*** SOURCE MATERIAL ***

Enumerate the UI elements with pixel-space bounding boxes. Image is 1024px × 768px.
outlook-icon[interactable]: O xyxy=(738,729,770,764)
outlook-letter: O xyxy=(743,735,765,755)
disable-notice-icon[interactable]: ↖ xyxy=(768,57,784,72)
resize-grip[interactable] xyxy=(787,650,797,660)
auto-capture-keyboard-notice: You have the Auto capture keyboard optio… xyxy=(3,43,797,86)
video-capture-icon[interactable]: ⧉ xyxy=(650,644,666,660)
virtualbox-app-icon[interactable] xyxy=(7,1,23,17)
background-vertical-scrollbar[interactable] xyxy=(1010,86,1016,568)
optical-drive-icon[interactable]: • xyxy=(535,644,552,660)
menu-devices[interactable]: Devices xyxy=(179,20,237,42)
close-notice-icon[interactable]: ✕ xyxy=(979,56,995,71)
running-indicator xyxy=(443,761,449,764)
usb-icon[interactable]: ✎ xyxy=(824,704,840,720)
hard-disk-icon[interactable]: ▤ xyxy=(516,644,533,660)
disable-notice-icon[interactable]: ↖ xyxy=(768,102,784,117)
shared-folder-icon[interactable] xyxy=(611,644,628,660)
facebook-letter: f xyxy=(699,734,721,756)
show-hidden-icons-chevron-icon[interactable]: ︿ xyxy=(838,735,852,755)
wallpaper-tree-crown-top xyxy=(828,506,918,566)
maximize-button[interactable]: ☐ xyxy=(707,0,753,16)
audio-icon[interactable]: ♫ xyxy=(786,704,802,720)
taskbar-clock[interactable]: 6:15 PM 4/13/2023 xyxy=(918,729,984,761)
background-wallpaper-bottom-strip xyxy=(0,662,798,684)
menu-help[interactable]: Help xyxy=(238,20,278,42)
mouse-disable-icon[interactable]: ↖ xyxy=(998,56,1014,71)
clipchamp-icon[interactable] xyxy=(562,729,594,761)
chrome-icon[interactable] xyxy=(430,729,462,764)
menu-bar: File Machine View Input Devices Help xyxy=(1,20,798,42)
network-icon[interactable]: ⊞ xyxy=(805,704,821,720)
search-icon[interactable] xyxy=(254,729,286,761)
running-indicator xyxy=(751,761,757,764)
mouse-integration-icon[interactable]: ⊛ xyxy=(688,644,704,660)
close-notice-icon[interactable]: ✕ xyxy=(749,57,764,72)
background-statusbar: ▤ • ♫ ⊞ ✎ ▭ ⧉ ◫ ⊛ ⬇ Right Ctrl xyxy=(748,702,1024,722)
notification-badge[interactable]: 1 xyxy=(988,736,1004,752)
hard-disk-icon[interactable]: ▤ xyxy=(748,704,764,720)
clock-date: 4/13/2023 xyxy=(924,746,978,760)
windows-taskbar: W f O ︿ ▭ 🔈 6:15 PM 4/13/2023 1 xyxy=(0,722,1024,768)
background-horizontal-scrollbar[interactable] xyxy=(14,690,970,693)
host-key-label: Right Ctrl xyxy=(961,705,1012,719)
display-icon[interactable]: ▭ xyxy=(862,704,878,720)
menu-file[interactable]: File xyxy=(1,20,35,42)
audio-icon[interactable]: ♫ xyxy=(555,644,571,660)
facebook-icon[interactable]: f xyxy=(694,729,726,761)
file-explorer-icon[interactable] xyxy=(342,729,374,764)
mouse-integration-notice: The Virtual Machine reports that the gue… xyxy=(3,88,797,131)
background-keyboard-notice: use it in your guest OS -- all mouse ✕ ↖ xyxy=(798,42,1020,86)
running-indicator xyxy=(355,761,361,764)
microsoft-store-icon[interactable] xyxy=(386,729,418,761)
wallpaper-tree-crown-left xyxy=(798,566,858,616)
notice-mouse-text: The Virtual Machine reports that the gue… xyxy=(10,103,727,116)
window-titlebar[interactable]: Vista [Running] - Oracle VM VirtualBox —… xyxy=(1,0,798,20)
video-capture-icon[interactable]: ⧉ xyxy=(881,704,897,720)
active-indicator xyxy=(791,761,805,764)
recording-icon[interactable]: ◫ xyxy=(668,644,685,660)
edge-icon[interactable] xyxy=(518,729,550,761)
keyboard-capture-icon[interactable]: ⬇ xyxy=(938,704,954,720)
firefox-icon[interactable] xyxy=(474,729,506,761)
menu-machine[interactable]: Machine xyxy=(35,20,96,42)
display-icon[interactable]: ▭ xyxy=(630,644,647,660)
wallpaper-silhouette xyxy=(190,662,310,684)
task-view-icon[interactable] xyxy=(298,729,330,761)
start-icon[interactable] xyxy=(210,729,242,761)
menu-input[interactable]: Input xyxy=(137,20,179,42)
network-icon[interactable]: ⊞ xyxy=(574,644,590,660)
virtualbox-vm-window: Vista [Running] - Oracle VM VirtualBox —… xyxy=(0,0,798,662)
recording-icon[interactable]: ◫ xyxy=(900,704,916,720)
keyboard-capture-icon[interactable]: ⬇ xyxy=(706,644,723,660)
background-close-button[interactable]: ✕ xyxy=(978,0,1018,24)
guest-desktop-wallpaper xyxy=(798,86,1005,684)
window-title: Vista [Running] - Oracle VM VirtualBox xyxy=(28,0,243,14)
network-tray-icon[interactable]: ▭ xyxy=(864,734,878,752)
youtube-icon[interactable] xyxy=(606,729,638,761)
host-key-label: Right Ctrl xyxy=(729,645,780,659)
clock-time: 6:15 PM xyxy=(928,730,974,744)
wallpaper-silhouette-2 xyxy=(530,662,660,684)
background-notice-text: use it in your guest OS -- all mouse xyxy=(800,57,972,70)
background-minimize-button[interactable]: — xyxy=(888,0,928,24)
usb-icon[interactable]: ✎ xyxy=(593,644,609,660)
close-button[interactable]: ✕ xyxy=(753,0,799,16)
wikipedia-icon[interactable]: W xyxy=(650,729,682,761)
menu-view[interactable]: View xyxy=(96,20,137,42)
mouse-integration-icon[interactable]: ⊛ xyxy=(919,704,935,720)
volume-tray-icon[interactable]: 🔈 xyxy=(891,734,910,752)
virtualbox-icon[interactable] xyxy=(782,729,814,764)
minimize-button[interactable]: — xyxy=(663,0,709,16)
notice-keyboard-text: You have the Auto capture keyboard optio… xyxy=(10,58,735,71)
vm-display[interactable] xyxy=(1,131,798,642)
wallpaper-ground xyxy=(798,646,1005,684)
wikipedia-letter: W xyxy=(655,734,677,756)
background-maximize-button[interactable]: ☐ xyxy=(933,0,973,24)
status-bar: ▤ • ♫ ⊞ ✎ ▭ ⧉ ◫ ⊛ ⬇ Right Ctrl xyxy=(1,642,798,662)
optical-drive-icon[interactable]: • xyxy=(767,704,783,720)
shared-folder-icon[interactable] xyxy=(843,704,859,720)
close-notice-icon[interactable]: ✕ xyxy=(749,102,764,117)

***

_WHAT IS REQUIRED:_
Copy the material word for word from its first line through the line containing "disable-notice-icon[interactable]: ↖ xyxy=(768,57,784,72)", with both of those lines included.

_OUTPUT FOR THIS TASK:_
Enumerate the UI elements with pixel-space bounding boxes. Image is 1024px × 768px.
outlook-icon[interactable]: O xyxy=(738,729,770,764)
outlook-letter: O xyxy=(743,735,765,755)
disable-notice-icon[interactable]: ↖ xyxy=(768,57,784,72)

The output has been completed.